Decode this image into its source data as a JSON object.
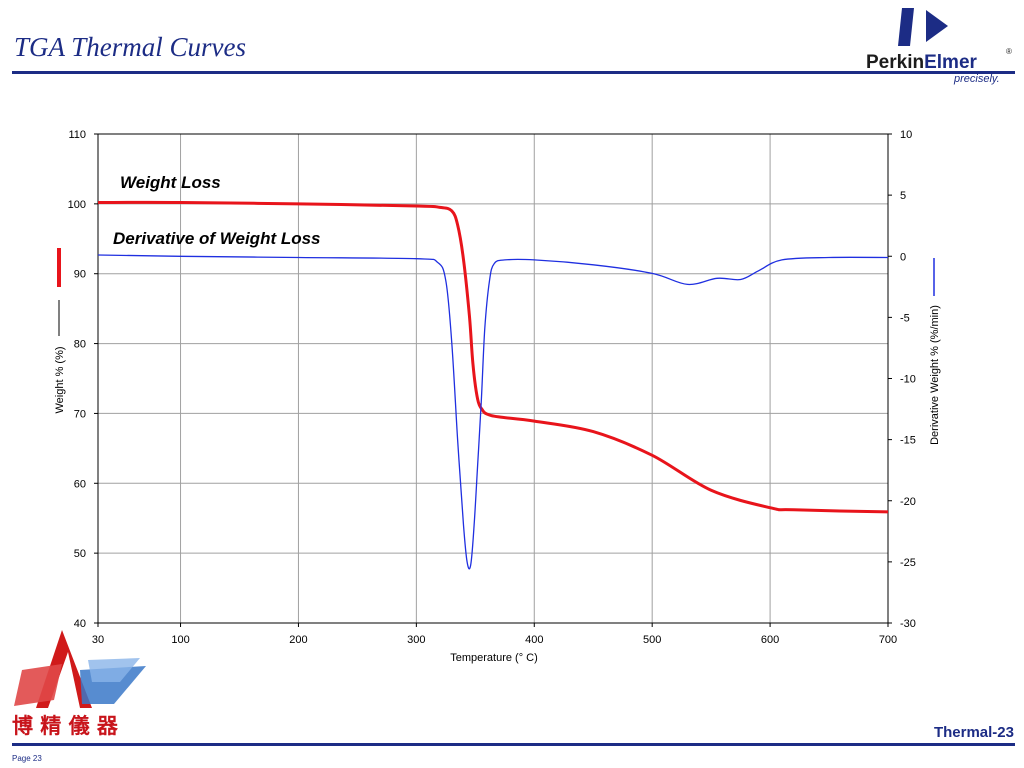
{
  "slide": {
    "title": "TGA Thermal Curves",
    "footer_id": "Thermal-23",
    "page_label": "Page 23",
    "brand_logo": {
      "name": "PerkinElmer",
      "tagline": "precisely."
    },
    "distributor_logo": {
      "text": "博 精 儀 器"
    }
  },
  "colors": {
    "weight": "#e8141b",
    "derivative": "#1f2fe0",
    "accent": "#1c2c85",
    "grid": "#a0a0a0"
  },
  "chart_data": {
    "type": "line",
    "xlabel": "Temperature (° C)",
    "ylabel": "Weight % (%)",
    "y2label": "Derivative Weight % (%/min)",
    "xlim": [
      30,
      700
    ],
    "ylim": [
      40,
      110
    ],
    "y2lim": [
      -30,
      10
    ],
    "xticks": [
      30,
      100,
      200,
      300,
      400,
      500,
      600,
      700
    ],
    "yticks": [
      40,
      50,
      60,
      70,
      80,
      90,
      100,
      110
    ],
    "y2ticks": [
      -30,
      -25,
      -20,
      -15,
      -10,
      -5,
      0,
      5,
      10
    ],
    "grid": true,
    "annotations": [
      "Weight Loss",
      "Derivative of Weight Loss"
    ],
    "series": [
      {
        "name": "Weight Loss",
        "axis": "left",
        "color": "#e8141b",
        "x": [
          30,
          100,
          200,
          300,
          320,
          330,
          335,
          340,
          345,
          348,
          352,
          356,
          360,
          370,
          400,
          450,
          500,
          550,
          600,
          620,
          700
        ],
        "y": [
          100.2,
          100.2,
          100.0,
          99.7,
          99.5,
          99.0,
          97.0,
          92.0,
          84.0,
          77.0,
          72.0,
          70.5,
          69.9,
          69.5,
          68.9,
          67.4,
          64.0,
          59.0,
          56.5,
          56.2,
          55.9
        ]
      },
      {
        "name": "Derivative of Weight Loss",
        "axis": "right",
        "color": "#1f2fe0",
        "x": [
          30,
          100,
          200,
          300,
          318,
          325,
          330,
          335,
          340,
          343,
          346,
          349,
          352,
          355,
          358,
          362,
          366,
          375,
          400,
          450,
          500,
          530,
          555,
          575,
          590,
          610,
          650,
          700
        ],
        "y": [
          0.1,
          0.0,
          -0.1,
          -0.2,
          -0.5,
          -2.0,
          -7.0,
          -15.0,
          -22.0,
          -25.0,
          -25.3,
          -22.0,
          -17.0,
          -12.0,
          -6.0,
          -2.0,
          -0.6,
          -0.3,
          -0.3,
          -0.7,
          -1.4,
          -2.3,
          -1.8,
          -1.9,
          -1.2,
          -0.3,
          -0.1,
          -0.1
        ]
      }
    ]
  }
}
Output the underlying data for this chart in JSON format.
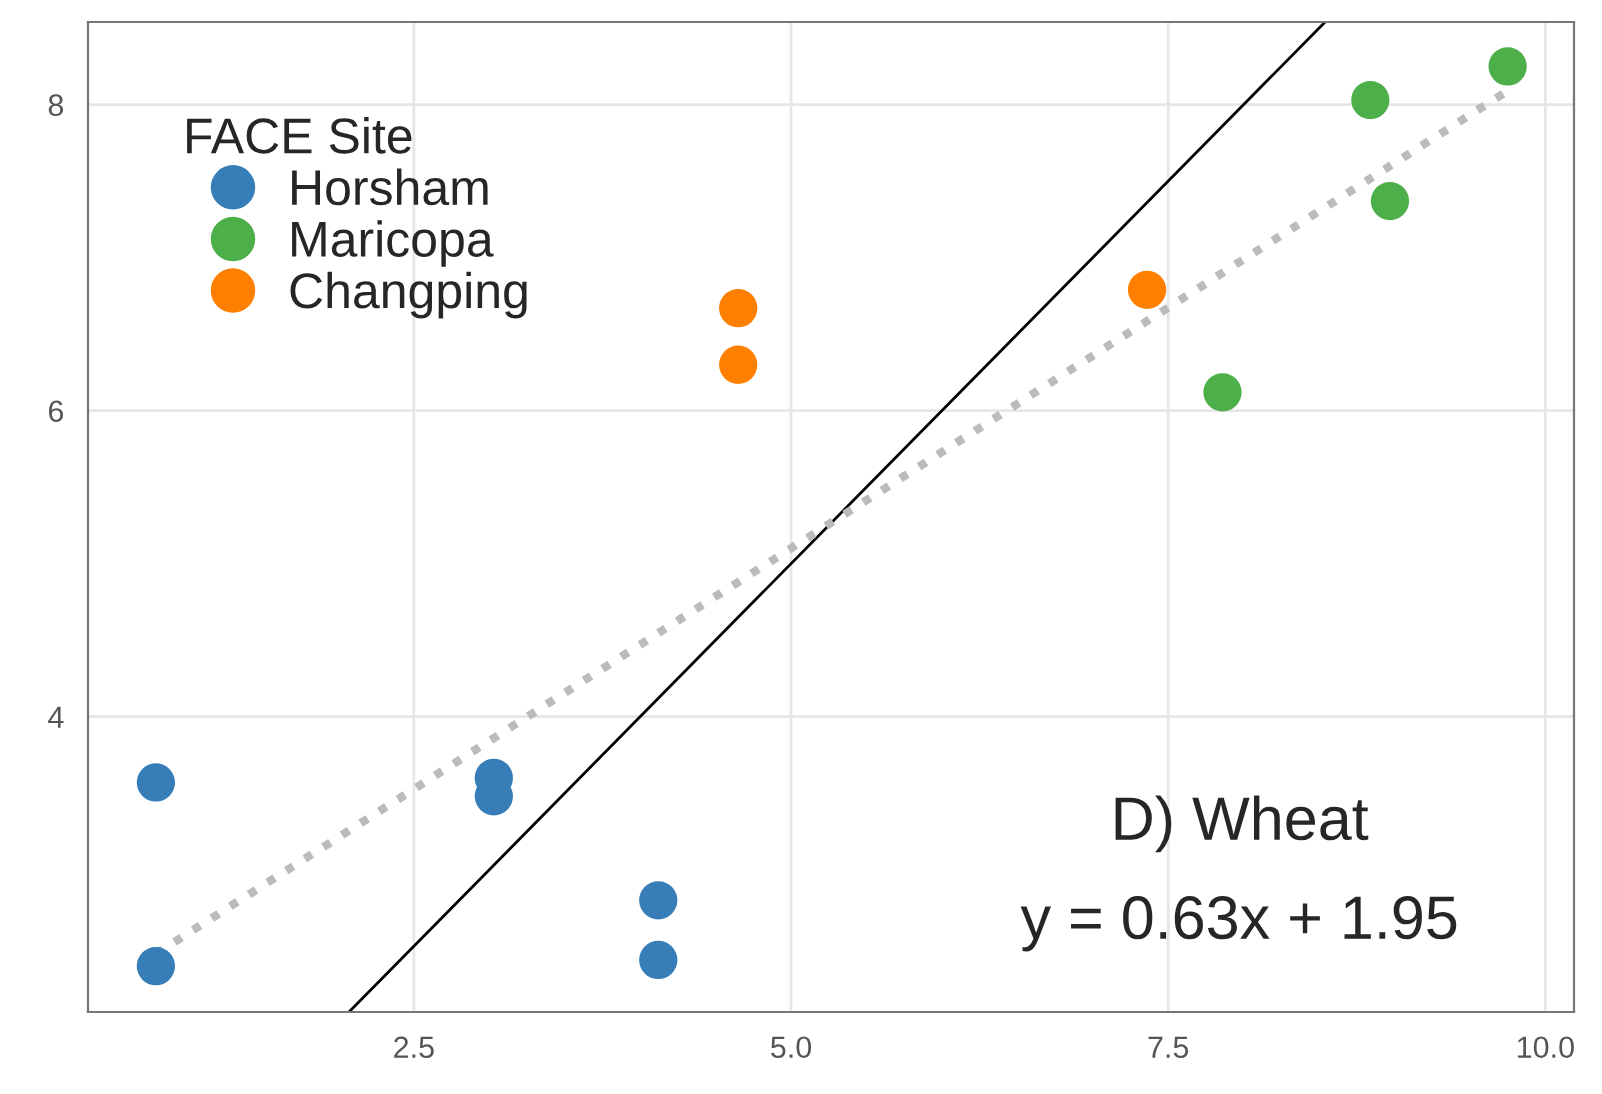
{
  "chart_data": {
    "type": "scatter",
    "legend_title": "FACE Site",
    "series": [
      {
        "name": "Horsham",
        "marker": "circle",
        "color": "#377eb8",
        "x": [
          0.79,
          0.79,
          3.03,
          3.03,
          4.12,
          4.12
        ],
        "values": [
          3.57,
          2.37,
          3.6,
          3.48,
          2.8,
          2.41
        ]
      },
      {
        "name": "Maricopa",
        "marker": "circle",
        "color": "#4daf4a",
        "x": [
          8.84,
          9.75,
          8.97,
          7.86
        ],
        "values": [
          8.03,
          8.25,
          7.37,
          6.12
        ]
      },
      {
        "name": "Changping",
        "marker": "circle",
        "color": "#ff7f00",
        "x": [
          4.65,
          4.65,
          7.36
        ],
        "values": [
          6.67,
          6.3,
          6.79
        ]
      },
      {
        "type": "line",
        "color": "#000000",
        "line_style": "solid",
        "x": [
          2.07,
          8.54
        ],
        "values": [
          2.07,
          8.54
        ]
      },
      {
        "type": "line",
        "color": "#bbbbbb",
        "line_style": "dotted",
        "x": [
          0.79,
          9.75
        ],
        "values": [
          2.45,
          8.09
        ]
      }
    ],
    "annotations": [
      "D) Wheat",
      "y = 0.63x + 1.95"
    ],
    "xlim": [
      0.34,
      10.19
    ],
    "ylim": [
      2.07,
      8.54
    ],
    "xticks": [
      {
        "value": 2.5,
        "label": "2.5"
      },
      {
        "value": 5.0,
        "label": "5.0"
      },
      {
        "value": 7.5,
        "label": "7.5"
      },
      {
        "value": 10.0,
        "label": "10.0"
      }
    ],
    "yticks": [
      4,
      6,
      8
    ],
    "grid": true,
    "legend": "top left"
  }
}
--- --- ---
### Required work
Copy the data word for word. Pictures do not go in the copy.

### Written solution
Decode this image into its source data as a JSON object.
{
  "slide": {
    "title": "TGA Thermal Curves",
    "footer_id": "Thermal-23",
    "page_label": "Page 23",
    "brand_logo": {
      "name": "PerkinElmer",
      "tagline": "precisely."
    },
    "distributor_logo": {
      "text": "博 精 儀 器"
    }
  },
  "colors": {
    "weight": "#e8141b",
    "derivative": "#1f2fe0",
    "accent": "#1c2c85",
    "grid": "#a0a0a0"
  },
  "chart_data": {
    "type": "line",
    "xlabel": "Temperature (° C)",
    "ylabel": "Weight % (%)",
    "y2label": "Derivative Weight % (%/min)",
    "xlim": [
      30,
      700
    ],
    "ylim": [
      40,
      110
    ],
    "y2lim": [
      -30,
      10
    ],
    "xticks": [
      30,
      100,
      200,
      300,
      400,
      500,
      600,
      700
    ],
    "yticks": [
      40,
      50,
      60,
      70,
      80,
      90,
      100,
      110
    ],
    "y2ticks": [
      -30,
      -25,
      -20,
      -15,
      -10,
      -5,
      0,
      5,
      10
    ],
    "grid": true,
    "annotations": [
      "Weight Loss",
      "Derivative of Weight Loss"
    ],
    "series": [
      {
        "name": "Weight Loss",
        "axis": "left",
        "color": "#e8141b",
        "x": [
          30,
          100,
          200,
          300,
          320,
          330,
          335,
          340,
          345,
          348,
          352,
          356,
          360,
          370,
          400,
          450,
          500,
          550,
          600,
          620,
          700
        ],
        "y": [
          100.2,
          100.2,
          100.0,
          99.7,
          99.5,
          99.0,
          97.0,
          92.0,
          84.0,
          77.0,
          72.0,
          70.5,
          69.9,
          69.5,
          68.9,
          67.4,
          64.0,
          59.0,
          56.5,
          56.2,
          55.9
        ]
      },
      {
        "name": "Derivative of Weight Loss",
        "axis": "right",
        "color": "#1f2fe0",
        "x": [
          30,
          100,
          200,
          300,
          318,
          325,
          330,
          335,
          340,
          343,
          346,
          349,
          352,
          355,
          358,
          362,
          366,
          375,
          400,
          450,
          500,
          530,
          555,
          575,
          590,
          610,
          650,
          700
        ],
        "y": [
          0.1,
          0.0,
          -0.1,
          -0.2,
          -0.5,
          -2.0,
          -7.0,
          -15.0,
          -22.0,
          -25.0,
          -25.3,
          -22.0,
          -17.0,
          -12.0,
          -6.0,
          -2.0,
          -0.6,
          -0.3,
          -0.3,
          -0.7,
          -1.4,
          -2.3,
          -1.8,
          -1.9,
          -1.2,
          -0.3,
          -0.1,
          -0.1
        ]
      }
    ]
  }
}
Output the underlying data for this chart in JSON format.
{
  "chart_data": {
    "type": "scatter",
    "legend_title": "FACE Site",
    "series": [
      {
        "name": "Horsham",
        "marker": "circle",
        "color": "#377eb8",
        "x": [
          0.79,
          0.79,
          3.03,
          3.03,
          4.12,
          4.12
        ],
        "values": [
          3.57,
          2.37,
          3.6,
          3.48,
          2.8,
          2.41
        ]
      },
      {
        "name": "Maricopa",
        "marker": "circle",
        "color": "#4daf4a",
        "x": [
          8.84,
          9.75,
          8.97,
          7.86
        ],
        "values": [
          8.03,
          8.25,
          7.37,
          6.12
        ]
      },
      {
        "name": "Changping",
        "marker": "circle",
        "color": "#ff7f00",
        "x": [
          4.65,
          4.65,
          7.36
        ],
        "values": [
          6.67,
          6.3,
          6.79
        ]
      },
      {
        "type": "line",
        "color": "#000000",
        "line_style": "solid",
        "x": [
          2.07,
          8.54
        ],
        "values": [
          2.07,
          8.54
        ]
      },
      {
        "type": "line",
        "color": "#bbbbbb",
        "line_style": "dotted",
        "x": [
          0.79,
          9.75
        ],
        "values": [
          2.45,
          8.09
        ]
      }
    ],
    "annotations": [
      "D) Wheat",
      "y = 0.63x + 1.95"
    ],
    "xlim": [
      0.34,
      10.19
    ],
    "ylim": [
      2.07,
      8.54
    ],
    "xticks": [
      {
        "value": 2.5,
        "label": "2.5"
      },
      {
        "value": 5.0,
        "label": "5.0"
      },
      {
        "value": 7.5,
        "label": "7.5"
      },
      {
        "value": 10.0,
        "label": "10.0"
      }
    ],
    "yticks": [
      4,
      6,
      8
    ],
    "grid": true,
    "legend": "top left"
  }
}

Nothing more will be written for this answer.